Stored data
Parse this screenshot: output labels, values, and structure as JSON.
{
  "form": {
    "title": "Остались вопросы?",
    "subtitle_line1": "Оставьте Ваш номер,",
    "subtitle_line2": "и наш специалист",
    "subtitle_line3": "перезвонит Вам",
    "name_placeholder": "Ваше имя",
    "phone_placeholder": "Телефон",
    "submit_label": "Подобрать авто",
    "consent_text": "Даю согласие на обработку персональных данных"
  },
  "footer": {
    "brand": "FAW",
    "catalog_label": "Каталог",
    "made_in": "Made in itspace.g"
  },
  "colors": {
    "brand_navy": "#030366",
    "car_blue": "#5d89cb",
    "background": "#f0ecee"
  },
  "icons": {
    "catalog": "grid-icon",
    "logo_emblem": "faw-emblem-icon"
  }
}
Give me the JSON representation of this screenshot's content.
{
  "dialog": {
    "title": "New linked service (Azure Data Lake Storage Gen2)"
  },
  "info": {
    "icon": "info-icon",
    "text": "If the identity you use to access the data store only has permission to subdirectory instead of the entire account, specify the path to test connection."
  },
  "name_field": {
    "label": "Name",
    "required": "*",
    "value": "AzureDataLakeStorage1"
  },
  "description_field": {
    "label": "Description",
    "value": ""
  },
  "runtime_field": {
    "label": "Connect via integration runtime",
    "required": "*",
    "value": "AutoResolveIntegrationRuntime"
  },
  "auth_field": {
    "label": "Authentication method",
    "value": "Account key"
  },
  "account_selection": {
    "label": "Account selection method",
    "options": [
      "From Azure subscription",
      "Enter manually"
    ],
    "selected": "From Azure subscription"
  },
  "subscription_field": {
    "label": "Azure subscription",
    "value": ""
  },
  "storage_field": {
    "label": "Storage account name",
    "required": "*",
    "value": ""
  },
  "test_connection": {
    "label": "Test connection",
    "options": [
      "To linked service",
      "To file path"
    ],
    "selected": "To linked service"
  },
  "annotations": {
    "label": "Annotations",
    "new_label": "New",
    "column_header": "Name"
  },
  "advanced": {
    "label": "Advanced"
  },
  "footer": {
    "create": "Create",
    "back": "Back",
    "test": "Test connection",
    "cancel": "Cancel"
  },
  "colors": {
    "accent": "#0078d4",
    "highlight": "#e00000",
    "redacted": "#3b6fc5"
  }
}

Set exercise | Exactly reproduce all of the entries above.

Expected answer |
Parse this screenshot: output labels, values, and structure as JSON.
{
  "form": {
    "title": "Остались вопросы?",
    "subtitle_line1": "Оставьте Ваш номер,",
    "subtitle_line2": "и наш специалист",
    "subtitle_line3": "перезвонит Вам",
    "name_placeholder": "Ваше имя",
    "phone_placeholder": "Телефон",
    "submit_label": "Подобрать авто",
    "consent_text": "Даю согласие на обработку персональных данных"
  },
  "footer": {
    "brand": "FAW",
    "catalog_label": "Каталог",
    "made_in": "Made in itspace.g"
  },
  "colors": {
    "brand_navy": "#030366",
    "car_blue": "#5d89cb",
    "background": "#f0ecee"
  },
  "icons": {
    "catalog": "grid-icon",
    "logo_emblem": "faw-emblem-icon"
  }
}
Give me the JSON representation of this screenshot's content.
{
  "dialog": {
    "title": "New linked service (Azure Data Lake Storage Gen2)"
  },
  "info": {
    "icon": "info-icon",
    "text": "If the identity you use to access the data store only has permission to subdirectory instead of the entire account, specify the path to test connection."
  },
  "name_field": {
    "label": "Name",
    "required": "*",
    "value": "AzureDataLakeStorage1"
  },
  "description_field": {
    "label": "Description",
    "value": ""
  },
  "runtime_field": {
    "label": "Connect via integration runtime",
    "required": "*",
    "value": "AutoResolveIntegrationRuntime"
  },
  "auth_field": {
    "label": "Authentication method",
    "value": "Account key"
  },
  "account_selection": {
    "label": "Account selection method",
    "options": [
      "From Azure subscription",
      "Enter manually"
    ],
    "selected": "From Azure subscription"
  },
  "subscription_field": {
    "label": "Azure subscription",
    "value": ""
  },
  "storage_field": {
    "label": "Storage account name",
    "required": "*",
    "value": ""
  },
  "test_connection": {
    "label": "Test connection",
    "options": [
      "To linked service",
      "To file path"
    ],
    "selected": "To linked service"
  },
  "annotations": {
    "label": "Annotations",
    "new_label": "New",
    "column_header": "Name"
  },
  "advanced": {
    "label": "Advanced"
  },
  "footer": {
    "create": "Create",
    "back": "Back",
    "test": "Test connection",
    "cancel": "Cancel"
  },
  "colors": {
    "accent": "#0078d4",
    "highlight": "#e00000",
    "redacted": "#3b6fc5"
  }
}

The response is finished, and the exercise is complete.